EXERCISE PROMPT:
Take the listing and print it in full, exactly as given.

INPUT ROWS:
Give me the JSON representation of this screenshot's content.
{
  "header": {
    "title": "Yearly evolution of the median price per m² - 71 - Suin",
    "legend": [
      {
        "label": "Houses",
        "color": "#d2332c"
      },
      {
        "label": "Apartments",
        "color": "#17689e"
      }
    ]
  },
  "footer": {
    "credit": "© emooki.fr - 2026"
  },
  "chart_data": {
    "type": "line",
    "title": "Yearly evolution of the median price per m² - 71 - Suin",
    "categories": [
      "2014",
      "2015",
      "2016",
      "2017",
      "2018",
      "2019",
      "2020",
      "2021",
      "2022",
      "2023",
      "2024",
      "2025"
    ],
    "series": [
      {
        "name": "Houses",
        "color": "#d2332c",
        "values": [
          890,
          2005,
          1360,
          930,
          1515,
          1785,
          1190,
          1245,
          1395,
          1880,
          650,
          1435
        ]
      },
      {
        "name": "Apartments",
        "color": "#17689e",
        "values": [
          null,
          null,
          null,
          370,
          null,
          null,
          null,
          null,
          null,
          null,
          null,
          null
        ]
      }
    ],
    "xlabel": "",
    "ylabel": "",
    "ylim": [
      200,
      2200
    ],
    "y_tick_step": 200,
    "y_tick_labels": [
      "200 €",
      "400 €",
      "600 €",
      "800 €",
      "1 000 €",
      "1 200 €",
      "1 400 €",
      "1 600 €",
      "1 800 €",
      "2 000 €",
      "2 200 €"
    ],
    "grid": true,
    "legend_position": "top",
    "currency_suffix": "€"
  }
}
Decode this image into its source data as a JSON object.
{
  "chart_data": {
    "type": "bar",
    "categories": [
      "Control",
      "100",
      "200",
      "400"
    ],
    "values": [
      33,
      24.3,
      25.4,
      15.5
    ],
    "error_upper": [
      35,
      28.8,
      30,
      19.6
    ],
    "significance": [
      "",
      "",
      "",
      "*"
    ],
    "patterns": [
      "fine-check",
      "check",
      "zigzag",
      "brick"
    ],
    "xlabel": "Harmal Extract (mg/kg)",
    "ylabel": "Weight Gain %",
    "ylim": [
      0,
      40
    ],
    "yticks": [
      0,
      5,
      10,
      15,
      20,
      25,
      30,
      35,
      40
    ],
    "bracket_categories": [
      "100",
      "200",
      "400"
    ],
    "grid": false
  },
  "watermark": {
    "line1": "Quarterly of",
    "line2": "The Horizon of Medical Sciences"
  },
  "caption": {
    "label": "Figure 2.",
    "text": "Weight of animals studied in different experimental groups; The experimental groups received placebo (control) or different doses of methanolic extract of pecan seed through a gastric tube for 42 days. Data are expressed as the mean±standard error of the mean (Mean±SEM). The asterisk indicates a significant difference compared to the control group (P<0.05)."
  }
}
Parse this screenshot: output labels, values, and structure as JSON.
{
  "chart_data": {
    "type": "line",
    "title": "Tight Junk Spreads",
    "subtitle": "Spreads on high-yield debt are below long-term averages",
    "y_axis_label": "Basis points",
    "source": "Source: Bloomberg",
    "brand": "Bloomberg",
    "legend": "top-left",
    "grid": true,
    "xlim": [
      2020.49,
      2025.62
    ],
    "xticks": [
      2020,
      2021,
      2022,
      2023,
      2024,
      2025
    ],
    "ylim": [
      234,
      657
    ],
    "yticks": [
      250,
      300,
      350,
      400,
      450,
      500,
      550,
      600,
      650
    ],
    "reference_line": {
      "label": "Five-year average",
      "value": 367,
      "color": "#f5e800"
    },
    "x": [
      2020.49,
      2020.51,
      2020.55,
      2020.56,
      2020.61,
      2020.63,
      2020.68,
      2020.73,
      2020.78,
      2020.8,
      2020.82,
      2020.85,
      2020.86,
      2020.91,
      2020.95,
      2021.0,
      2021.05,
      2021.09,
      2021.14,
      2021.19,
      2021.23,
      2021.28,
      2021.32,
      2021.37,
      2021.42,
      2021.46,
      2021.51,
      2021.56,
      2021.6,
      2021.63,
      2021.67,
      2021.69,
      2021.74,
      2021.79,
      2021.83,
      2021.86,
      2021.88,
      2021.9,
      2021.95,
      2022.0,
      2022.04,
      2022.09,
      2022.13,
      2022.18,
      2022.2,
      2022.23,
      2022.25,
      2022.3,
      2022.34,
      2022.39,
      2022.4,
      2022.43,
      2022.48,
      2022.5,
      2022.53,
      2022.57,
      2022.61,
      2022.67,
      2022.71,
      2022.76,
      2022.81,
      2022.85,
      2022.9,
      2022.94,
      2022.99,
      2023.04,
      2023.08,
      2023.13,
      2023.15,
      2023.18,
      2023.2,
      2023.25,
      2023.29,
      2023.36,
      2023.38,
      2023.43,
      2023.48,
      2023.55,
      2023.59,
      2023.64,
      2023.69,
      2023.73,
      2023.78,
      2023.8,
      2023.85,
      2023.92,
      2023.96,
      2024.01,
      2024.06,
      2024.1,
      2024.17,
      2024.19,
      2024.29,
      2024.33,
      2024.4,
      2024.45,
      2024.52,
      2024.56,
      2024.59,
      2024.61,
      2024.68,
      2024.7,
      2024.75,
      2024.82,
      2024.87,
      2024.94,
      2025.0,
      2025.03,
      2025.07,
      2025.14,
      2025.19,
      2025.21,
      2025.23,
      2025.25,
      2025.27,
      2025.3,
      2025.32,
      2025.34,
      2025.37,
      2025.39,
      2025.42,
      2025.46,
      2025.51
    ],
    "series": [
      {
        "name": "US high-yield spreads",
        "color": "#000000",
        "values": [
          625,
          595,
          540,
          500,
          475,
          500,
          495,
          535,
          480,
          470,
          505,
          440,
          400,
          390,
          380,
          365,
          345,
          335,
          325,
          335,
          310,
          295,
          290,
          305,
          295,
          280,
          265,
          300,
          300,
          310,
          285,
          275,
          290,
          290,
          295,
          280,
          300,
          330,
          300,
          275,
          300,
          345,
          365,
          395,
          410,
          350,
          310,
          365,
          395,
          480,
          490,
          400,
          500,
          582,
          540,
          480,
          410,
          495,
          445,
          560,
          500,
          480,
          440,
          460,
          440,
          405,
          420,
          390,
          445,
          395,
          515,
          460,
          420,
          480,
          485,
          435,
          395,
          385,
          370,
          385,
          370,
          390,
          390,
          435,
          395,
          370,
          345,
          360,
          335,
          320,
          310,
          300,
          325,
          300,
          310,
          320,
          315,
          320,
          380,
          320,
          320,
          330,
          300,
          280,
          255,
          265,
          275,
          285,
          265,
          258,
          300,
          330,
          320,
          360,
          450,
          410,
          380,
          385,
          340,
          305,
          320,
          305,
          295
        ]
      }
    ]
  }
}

REPLY TO THE EXERCISE:
Give me the JSON representation of this screenshot's content.
{
  "header": {
    "title": "Yearly evolution of the median price per m² - 71 - Suin",
    "legend": [
      {
        "label": "Houses",
        "color": "#d2332c"
      },
      {
        "label": "Apartments",
        "color": "#17689e"
      }
    ]
  },
  "footer": {
    "credit": "© emooki.fr - 2026"
  },
  "chart_data": {
    "type": "line",
    "title": "Yearly evolution of the median price per m² - 71 - Suin",
    "categories": [
      "2014",
      "2015",
      "2016",
      "2017",
      "2018",
      "2019",
      "2020",
      "2021",
      "2022",
      "2023",
      "2024",
      "2025"
    ],
    "series": [
      {
        "name": "Houses",
        "color": "#d2332c",
        "values": [
          890,
          2005,
          1360,
          930,
          1515,
          1785,
          1190,
          1245,
          1395,
          1880,
          650,
          1435
        ]
      },
      {
        "name": "Apartments",
        "color": "#17689e",
        "values": [
          null,
          null,
          null,
          370,
          null,
          null,
          null,
          null,
          null,
          null,
          null,
          null
        ]
      }
    ],
    "xlabel": "",
    "ylabel": "",
    "ylim": [
      200,
      2200
    ],
    "y_tick_step": 200,
    "y_tick_labels": [
      "200 €",
      "400 €",
      "600 €",
      "800 €",
      "1 000 €",
      "1 200 €",
      "1 400 €",
      "1 600 €",
      "1 800 €",
      "2 000 €",
      "2 200 €"
    ],
    "grid": true,
    "legend_position": "top",
    "currency_suffix": "€"
  }
}
Decode this image into its source data as a JSON object.
{
  "chart_data": {
    "type": "bar",
    "categories": [
      "Control",
      "100",
      "200",
      "400"
    ],
    "values": [
      33,
      24.3,
      25.4,
      15.5
    ],
    "error_upper": [
      35,
      28.8,
      30,
      19.6
    ],
    "significance": [
      "",
      "",
      "",
      "*"
    ],
    "patterns": [
      "fine-check",
      "check",
      "zigzag",
      "brick"
    ],
    "xlabel": "Harmal Extract (mg/kg)",
    "ylabel": "Weight Gain %",
    "ylim": [
      0,
      40
    ],
    "yticks": [
      0,
      5,
      10,
      15,
      20,
      25,
      30,
      35,
      40
    ],
    "bracket_categories": [
      "100",
      "200",
      "400"
    ],
    "grid": false
  },
  "watermark": {
    "line1": "Quarterly of",
    "line2": "The Horizon of Medical Sciences"
  },
  "caption": {
    "label": "Figure 2.",
    "text": "Weight of animals studied in different experimental groups; The experimental groups received placebo (control) or different doses of methanolic extract of pecan seed through a gastric tube for 42 days. Data are expressed as the mean±standard error of the mean (Mean±SEM). The asterisk indicates a significant difference compared to the control group (P<0.05)."
  }
}
Parse this screenshot: output labels, values, and structure as JSON.
{
  "chart_data": {
    "type": "line",
    "title": "Tight Junk Spreads",
    "subtitle": "Spreads on high-yield debt are below long-term averages",
    "y_axis_label": "Basis points",
    "source": "Source: Bloomberg",
    "brand": "Bloomberg",
    "legend": "top-left",
    "grid": true,
    "xlim": [
      2020.49,
      2025.62
    ],
    "xticks": [
      2020,
      2021,
      2022,
      2023,
      2024,
      2025
    ],
    "ylim": [
      234,
      657
    ],
    "yticks": [
      250,
      300,
      350,
      400,
      450,
      500,
      550,
      600,
      650
    ],
    "reference_line": {
      "label": "Five-year average",
      "value": 367,
      "color": "#f5e800"
    },
    "x": [
      2020.49,
      2020.51,
      2020.55,
      2020.56,
      2020.61,
      2020.63,
      2020.68,
      2020.73,
      2020.78,
      2020.8,
      2020.82,
      2020.85,
      2020.86,
      2020.91,
      2020.95,
      2021.0,
      2021.05,
      2021.09,
      2021.14,
      2021.19,
      2021.23,
      2021.28,
      2021.32,
      2021.37,
      2021.42,
      2021.46,
      2021.51,
      2021.56,
      2021.6,
      2021.63,
      2021.67,
      2021.69,
      2021.74,
      2021.79,
      2021.83,
      2021.86,
      2021.88,
      2021.9,
      2021.95,
      2022.0,
      2022.04,
      2022.09,
      2022.13,
      2022.18,
      2022.2,
      2022.23,
      2022.25,
      2022.3,
      2022.34,
      2022.39,
      2022.4,
      2022.43,
      2022.48,
      2022.5,
      2022.53,
      2022.57,
      2022.61,
      2022.67,
      2022.71,
      2022.76,
      2022.81,
      2022.85,
      2022.9,
      2022.94,
      2022.99,
      2023.04,
      2023.08,
      2023.13,
      2023.15,
      2023.18,
      2023.2,
      2023.25,
      2023.29,
      2023.36,
      2023.38,
      2023.43,
      2023.48,
      2023.55,
      2023.59,
      2023.64,
      2023.69,
      2023.73,
      2023.78,
      2023.8,
      2023.85,
      2023.92,
      2023.96,
      2024.01,
      2024.06,
      2024.1,
      2024.17,
      2024.19,
      2024.29,
      2024.33,
      2024.4,
      2024.45,
      2024.52,
      2024.56,
      2024.59,
      2024.61,
      2024.68,
      2024.7,
      2024.75,
      2024.82,
      2024.87,
      2024.94,
      2025.0,
      2025.03,
      2025.07,
      2025.14,
      2025.19,
      2025.21,
      2025.23,
      2025.25,
      2025.27,
      2025.3,
      2025.32,
      2025.34,
      2025.37,
      2025.39,
      2025.42,
      2025.46,
      2025.51
    ],
    "series": [
      {
        "name": "US high-yield spreads",
        "color": "#000000",
        "values": [
          625,
          595,
          540,
          500,
          475,
          500,
          495,
          535,
          480,
          470,
          505,
          440,
          400,
          390,
          380,
          365,
          345,
          335,
          325,
          335,
          310,
          295,
          290,
          305,
          295,
          280,
          265,
          300,
          300,
          310,
          285,
          275,
          290,
          290,
          295,
          280,
          300,
          330,
          300,
          275,
          300,
          345,
          365,
          395,
          410,
          350,
          310,
          365,
          395,
          480,
          490,
          400,
          500,
          582,
          540,
          480,
          410,
          495,
          445,
          560,
          500,
          480,
          440,
          460,
          440,
          405,
          420,
          390,
          445,
          395,
          515,
          460,
          420,
          480,
          485,
          435,
          395,
          385,
          370,
          385,
          370,
          390,
          390,
          435,
          395,
          370,
          345,
          360,
          335,
          320,
          310,
          300,
          325,
          300,
          310,
          320,
          315,
          320,
          380,
          320,
          320,
          330,
          300,
          280,
          255,
          265,
          275,
          285,
          265,
          258,
          300,
          330,
          320,
          360,
          450,
          410,
          380,
          385,
          340,
          305,
          320,
          305,
          295
        ]
      }
    ]
  }
}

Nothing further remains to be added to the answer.